**Text block:**
Start of Block
Many thanks for your response.
While I accept that PCC rules mean I have no right to take this further, I have to say I am extremely disappointed with the decision. Essentially the PCC has said it is acceptable for newspapers to publish lies, provided they support the views of the columnist. And that is what Richard Littlejohn did in the column in question – he lied to his readers. To try and claim that he was making an ”amplified statement for rhetorical effect” to make a point about the state not helping people “who do the right thing” is absurd. He lied about the benefits on offer to immigrants and asylum seekers in a story about the plight of a homeless soldier, even though the two cases are entirely separate. This was not a “rhetorical device” in any recognised definition of the term. It was a naked attempt to blame foreigners for the lack of available council housing.
I’m also deeply suspicious of your claim that “readers would be aware that the columnist was not accurately reflecting the government’s policy on the housing of immigrants”. The Mail’s website also contains a news story about Lance Corporal Lance Corporal Craig Baker, the soldier at the centre of this issue. Comments from readers underneath the story include the following:
“He should just have told that council he was an illegal immigrant from Afghanistan....And he would have been housed immediately!!”
“expect no better from Bracknell Forest Council, because they are fast-tracking immigrants to the head of the housing queue ... just the same as all councils throughout Britain are daily doing”
“He should go back to Aghanistan, throw away his British passport and come back as a 'refugee'. Apartment in Mayfair awaits him.”
“Single mothers come on top of the list dont they plus foreigners”
“criag ,you should have lobbed your passport on the way back from afghanistan you would have gone way up the list”
“Why is it that the UK gives housing, benefits and anything else that migrants want.”
“Throw your passport away,make out you can't talk understand English. Answer?, the life of riley!!!!!!!!!!!1”
End of Block
**What to do:** Can you carry on the letter disputing the PCC's decision on Richard Littlejohn's column, starting right after the last reader comment it quotes? None of the records below matter for this; you can ignore them.

**Extracted information:**
Start of Block
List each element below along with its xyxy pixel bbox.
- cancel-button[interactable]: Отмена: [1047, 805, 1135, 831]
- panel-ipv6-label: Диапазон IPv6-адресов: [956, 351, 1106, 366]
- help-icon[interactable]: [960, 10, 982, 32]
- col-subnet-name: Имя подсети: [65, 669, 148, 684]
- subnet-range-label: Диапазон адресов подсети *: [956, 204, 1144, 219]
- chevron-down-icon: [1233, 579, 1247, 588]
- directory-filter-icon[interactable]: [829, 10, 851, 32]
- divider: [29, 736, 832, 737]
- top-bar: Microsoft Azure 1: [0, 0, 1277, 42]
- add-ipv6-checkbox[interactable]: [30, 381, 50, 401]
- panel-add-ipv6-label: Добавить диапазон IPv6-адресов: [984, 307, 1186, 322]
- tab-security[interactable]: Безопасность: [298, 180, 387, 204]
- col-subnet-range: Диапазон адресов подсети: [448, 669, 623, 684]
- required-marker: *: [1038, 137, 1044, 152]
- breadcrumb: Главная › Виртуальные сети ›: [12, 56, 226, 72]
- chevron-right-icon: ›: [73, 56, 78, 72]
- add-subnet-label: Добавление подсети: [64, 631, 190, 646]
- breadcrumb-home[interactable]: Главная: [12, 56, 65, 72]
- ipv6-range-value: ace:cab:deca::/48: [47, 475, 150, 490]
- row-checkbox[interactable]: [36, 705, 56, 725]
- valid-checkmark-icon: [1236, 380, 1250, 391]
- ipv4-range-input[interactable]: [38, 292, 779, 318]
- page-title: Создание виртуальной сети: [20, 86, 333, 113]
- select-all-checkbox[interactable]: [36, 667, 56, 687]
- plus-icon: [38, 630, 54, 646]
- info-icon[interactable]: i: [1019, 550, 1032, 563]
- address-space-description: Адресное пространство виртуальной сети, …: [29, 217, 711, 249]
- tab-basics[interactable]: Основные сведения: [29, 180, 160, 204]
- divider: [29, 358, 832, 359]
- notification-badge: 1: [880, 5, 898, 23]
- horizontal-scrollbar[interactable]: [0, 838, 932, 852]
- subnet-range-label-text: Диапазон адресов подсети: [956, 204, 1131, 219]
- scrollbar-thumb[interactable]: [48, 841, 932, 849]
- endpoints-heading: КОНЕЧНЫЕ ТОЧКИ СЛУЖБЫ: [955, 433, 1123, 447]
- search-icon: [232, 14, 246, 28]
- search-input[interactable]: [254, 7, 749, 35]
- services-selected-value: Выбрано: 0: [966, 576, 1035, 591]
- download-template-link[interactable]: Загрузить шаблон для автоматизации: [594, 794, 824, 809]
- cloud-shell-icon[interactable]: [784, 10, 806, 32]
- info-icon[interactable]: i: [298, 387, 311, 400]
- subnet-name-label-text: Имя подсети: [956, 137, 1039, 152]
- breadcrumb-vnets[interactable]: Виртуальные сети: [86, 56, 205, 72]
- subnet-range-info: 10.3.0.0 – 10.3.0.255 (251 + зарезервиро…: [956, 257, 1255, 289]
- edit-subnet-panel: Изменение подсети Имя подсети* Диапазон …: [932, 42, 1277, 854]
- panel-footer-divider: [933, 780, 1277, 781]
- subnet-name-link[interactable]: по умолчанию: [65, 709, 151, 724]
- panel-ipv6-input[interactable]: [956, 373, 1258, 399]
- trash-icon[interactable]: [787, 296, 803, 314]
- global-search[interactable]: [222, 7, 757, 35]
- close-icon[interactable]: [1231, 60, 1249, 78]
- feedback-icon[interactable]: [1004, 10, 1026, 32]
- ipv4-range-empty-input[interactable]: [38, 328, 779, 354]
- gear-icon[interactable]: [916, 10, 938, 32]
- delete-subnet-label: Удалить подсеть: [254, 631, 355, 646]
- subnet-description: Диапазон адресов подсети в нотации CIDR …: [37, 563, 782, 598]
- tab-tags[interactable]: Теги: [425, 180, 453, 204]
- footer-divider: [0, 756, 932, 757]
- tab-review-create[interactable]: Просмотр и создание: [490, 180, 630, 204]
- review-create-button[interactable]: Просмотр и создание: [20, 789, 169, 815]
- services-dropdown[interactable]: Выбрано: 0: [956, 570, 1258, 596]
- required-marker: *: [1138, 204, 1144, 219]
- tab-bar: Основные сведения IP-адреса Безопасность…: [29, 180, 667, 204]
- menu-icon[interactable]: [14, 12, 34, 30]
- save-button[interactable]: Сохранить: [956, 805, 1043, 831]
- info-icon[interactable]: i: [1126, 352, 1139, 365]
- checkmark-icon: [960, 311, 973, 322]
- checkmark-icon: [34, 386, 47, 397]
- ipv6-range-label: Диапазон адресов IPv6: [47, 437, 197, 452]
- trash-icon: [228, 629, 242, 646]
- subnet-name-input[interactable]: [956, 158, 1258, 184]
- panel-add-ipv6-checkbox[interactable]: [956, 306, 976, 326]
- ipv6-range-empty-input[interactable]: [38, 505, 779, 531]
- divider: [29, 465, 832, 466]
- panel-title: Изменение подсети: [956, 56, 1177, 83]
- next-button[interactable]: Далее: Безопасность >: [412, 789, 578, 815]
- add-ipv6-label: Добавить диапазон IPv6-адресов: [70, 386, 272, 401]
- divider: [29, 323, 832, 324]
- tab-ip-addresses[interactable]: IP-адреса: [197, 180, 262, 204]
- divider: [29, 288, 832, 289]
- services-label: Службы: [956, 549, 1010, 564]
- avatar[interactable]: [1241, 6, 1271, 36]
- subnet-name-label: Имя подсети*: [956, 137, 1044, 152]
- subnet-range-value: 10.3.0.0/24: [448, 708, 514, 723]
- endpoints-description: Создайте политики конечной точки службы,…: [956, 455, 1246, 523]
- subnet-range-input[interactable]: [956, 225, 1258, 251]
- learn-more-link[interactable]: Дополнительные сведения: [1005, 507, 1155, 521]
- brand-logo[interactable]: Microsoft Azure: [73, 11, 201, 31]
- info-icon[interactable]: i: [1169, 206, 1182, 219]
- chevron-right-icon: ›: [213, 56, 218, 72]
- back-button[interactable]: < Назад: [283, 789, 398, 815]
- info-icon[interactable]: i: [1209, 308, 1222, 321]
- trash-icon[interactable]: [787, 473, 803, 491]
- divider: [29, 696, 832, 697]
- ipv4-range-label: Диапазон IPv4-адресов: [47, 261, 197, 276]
End of Block
**Exercise output:**
All of these comments have received hundreds of “positive” ratings from fellow Daily Mail readers, which rather suggests that they ARE NOT aware of the finer points of the government’s policy on the housing of immigrants. What evidence does the PCC have to support its view?
Had Littlejohn compared the soldier’s situation with, for example, a convicted criminal who had been released from prison and promptly housed in local authority accommodation than he may have had some grounds to claim that he was making a point about people who “do the right thing” losing out. But he didn’t. He chose to make something up entirely. To lie. And with this ruling the PCC has said such conduct is perfectly acceptable.
I had very little faith in the PCC’s ability to hold the media to account before this episode. Now I have none. The organisation proudly boasts of its rapid response to the shocking inaccuracy that led to one organisation being called “the first specialist thumb-sucking clinic in London” when in fact it was the second. But it is happy to give the seal of approval to a newspaper that publishes lies in order to whip up racial tensions.
I shall be sending copies of all our correspondence to my MP, along with a request for him to raise the issue of media self-regulation with the Secretary of State for Culture, Media and Sport.